• What you will do: Search the listing below for the word "name" and copy each line that holds it.

• Items listed in a dataset:
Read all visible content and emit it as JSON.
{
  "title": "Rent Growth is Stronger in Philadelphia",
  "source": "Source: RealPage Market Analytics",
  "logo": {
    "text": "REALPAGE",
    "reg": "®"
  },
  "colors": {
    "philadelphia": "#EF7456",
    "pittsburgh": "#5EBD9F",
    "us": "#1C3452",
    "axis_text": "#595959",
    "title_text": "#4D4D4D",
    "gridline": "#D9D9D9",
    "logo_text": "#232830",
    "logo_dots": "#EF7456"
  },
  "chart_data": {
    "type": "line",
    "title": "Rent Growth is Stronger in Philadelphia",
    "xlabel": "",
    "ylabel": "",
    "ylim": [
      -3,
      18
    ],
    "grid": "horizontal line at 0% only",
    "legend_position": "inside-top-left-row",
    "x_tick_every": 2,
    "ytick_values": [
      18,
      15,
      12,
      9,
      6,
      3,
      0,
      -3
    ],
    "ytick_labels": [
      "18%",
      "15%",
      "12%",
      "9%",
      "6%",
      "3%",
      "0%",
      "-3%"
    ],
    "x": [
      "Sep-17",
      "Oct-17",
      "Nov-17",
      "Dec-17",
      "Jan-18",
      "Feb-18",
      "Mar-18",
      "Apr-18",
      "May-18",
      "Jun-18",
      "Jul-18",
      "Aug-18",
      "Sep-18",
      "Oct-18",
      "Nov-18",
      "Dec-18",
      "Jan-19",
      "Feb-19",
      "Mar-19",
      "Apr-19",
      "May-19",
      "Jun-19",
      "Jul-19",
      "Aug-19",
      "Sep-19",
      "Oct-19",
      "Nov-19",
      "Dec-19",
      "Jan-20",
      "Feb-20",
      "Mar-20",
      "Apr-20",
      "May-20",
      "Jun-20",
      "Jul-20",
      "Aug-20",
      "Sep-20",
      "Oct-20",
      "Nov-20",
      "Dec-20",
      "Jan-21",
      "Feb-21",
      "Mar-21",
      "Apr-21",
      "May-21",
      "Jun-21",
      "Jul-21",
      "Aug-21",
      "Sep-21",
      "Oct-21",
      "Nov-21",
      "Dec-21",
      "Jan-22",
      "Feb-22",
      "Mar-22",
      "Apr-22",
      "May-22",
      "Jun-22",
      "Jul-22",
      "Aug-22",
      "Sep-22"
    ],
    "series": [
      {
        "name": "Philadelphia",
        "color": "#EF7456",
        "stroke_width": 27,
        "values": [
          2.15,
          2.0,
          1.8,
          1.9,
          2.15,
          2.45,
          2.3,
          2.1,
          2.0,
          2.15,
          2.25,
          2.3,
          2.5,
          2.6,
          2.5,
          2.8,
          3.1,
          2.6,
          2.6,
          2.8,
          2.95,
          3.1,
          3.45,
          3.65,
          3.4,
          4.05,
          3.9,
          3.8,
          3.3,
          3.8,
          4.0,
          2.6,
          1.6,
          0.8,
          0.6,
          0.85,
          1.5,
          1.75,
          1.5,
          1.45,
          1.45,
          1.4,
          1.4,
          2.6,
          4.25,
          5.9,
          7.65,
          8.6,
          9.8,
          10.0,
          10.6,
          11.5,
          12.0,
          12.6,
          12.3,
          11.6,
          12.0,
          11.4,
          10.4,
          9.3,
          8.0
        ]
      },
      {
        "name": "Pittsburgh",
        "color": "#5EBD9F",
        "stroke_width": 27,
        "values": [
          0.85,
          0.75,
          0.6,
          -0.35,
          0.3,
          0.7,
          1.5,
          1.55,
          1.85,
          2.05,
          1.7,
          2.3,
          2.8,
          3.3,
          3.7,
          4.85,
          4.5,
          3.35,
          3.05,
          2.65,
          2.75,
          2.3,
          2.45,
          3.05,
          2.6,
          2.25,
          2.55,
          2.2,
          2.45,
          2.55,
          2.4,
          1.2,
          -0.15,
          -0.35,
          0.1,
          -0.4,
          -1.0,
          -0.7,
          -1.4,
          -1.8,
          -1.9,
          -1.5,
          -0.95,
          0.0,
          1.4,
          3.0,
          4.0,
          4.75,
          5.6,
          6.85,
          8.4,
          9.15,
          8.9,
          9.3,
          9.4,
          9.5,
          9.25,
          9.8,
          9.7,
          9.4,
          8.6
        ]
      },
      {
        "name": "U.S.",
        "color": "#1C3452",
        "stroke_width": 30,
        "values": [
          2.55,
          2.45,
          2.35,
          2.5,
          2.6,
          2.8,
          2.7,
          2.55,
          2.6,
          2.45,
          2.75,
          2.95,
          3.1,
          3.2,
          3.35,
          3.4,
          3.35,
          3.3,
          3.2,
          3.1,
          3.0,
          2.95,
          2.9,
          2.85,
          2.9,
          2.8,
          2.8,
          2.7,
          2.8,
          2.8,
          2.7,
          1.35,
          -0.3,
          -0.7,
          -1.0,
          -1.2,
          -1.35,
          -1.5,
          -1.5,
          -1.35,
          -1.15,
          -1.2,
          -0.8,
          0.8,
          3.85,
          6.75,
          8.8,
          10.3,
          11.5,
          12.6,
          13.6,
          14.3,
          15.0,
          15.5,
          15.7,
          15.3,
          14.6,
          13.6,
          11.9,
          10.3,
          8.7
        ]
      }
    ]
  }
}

• Response for this exercise:
        "name": "Philadelphia",
        "name": "Pittsburgh",
        "name": "U.S.",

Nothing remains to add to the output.